#### PROBLEM TO SOLVE:
Retype the lines starting with the line that contains "heading: plate: Your" and going on through the line that contains "website url: SickFAQ.com [672, 942, 775, 959]", keeping them exactly the same.

-*-*-

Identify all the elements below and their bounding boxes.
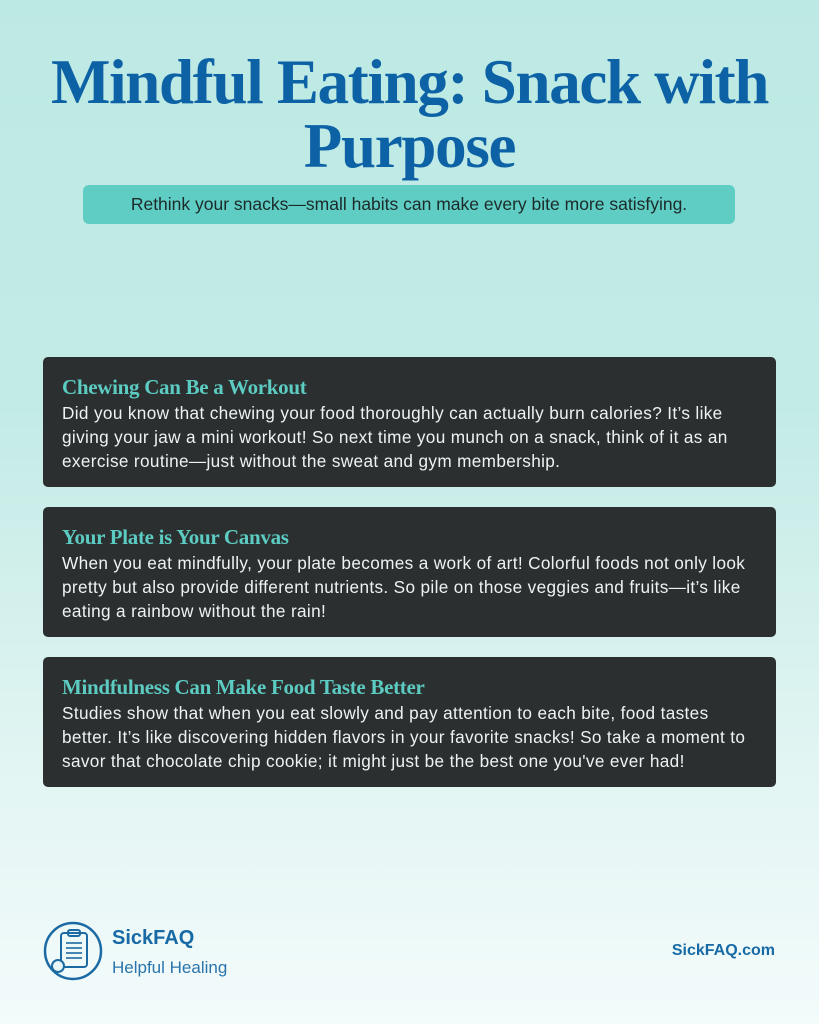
heading: plate: Your Plate is Your Canvas [62, 525, 289, 549]
title: Purpose [304, 111, 515, 181]
title [51, 47, 768, 181]
text: taste: savor that chocolate chip cookie; it might just be the best one you've ever had! [62, 751, 685, 771]
tagline: Helpful Healing [112, 958, 227, 977]
panel: chewing [43, 357, 776, 487]
text: plate: When you eat mindfully, your plate becomes a work of art! Colorful foods not only look [62, 553, 745, 573]
text: plate: pretty but also provide different nutrients. So pile on those veggies and fruits—it’s like [62, 577, 741, 597]
text: taste: Studies show that when you eat slowly and pay attention to each bite, food tastes [62, 703, 709, 723]
subtitle banner: Rethink your snacks—small habits can make every bite more satisfying. [131, 194, 687, 214]
text: taste [62, 703, 745, 771]
brand name: SickFAQ [112, 927, 194, 949]
text: chewing: giving your jaw a mini workout! So next time you munch on a snack, think of it as an [62, 427, 728, 447]
text: chewing: exercise routine—just without the sweat and gym membership. [62, 451, 560, 471]
panel: taste [43, 657, 776, 787]
subtitle banner [83, 185, 735, 224]
icon: logo clipboard [44, 922, 102, 980]
text: plate: eating a rainbow without the rain! [62, 601, 326, 621]
text: plate [62, 553, 745, 621]
website url: SickFAQ.com [672, 942, 775, 959]
heading: taste: Mindfulness Can Make Food Taste Better [62, 675, 425, 699]
text: chewing [62, 403, 728, 471]
title: Mindful Eating: Snack with [51, 47, 768, 117]
text: chewing: Did you know that chewing your food thoroughly can actually burn calories? It’s like [62, 403, 723, 423]
text: taste: better. It’s like discovering hidden flavors in your favorite snacks! So take a moment to [62, 727, 745, 747]
panel: plate [43, 507, 776, 637]
heading: chewing: Chewing Can Be a Workout [62, 375, 306, 399]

-*-*-

#### ANSWER FOR THE TASK:
heading: plate: Your Plate is Your Canvas [62, 525, 289, 549]
title: Purpose [304, 111, 515, 181]
title [51, 47, 768, 181]
text: taste: savor that chocolate chip cookie; it might just be the best one you've ever had! [62, 751, 685, 771]
tagline: Helpful Healing [112, 958, 227, 977]
panel: chewing [43, 357, 776, 487]
text: plate: When you eat mindfully, your plate becomes a work of art! Colorful foods not only look [62, 553, 745, 573]
text: plate: pretty but also provide different nutrients. So pile on those veggies and fruits—it’s like [62, 577, 741, 597]
text: taste: Studies show that when you eat slowly and pay attention to each bite, food tastes [62, 703, 709, 723]
subtitle banner: Rethink your snacks—small habits can make every bite more satisfying. [131, 194, 687, 214]
text: taste [62, 703, 745, 771]
brand name: SickFAQ [112, 927, 194, 949]
text: chewing: giving your jaw a mini workout! So next time you munch on a snack, think of it as an [62, 427, 728, 447]
text: chewing: exercise routine—just without the sweat and gym membership. [62, 451, 560, 471]
panel: taste [43, 657, 776, 787]
subtitle banner [83, 185, 735, 224]
icon: logo clipboard [44, 922, 102, 980]
text: plate: eating a rainbow without the rain! [62, 601, 326, 621]
text: plate [62, 553, 745, 621]
website url: SickFAQ.com [672, 942, 775, 959]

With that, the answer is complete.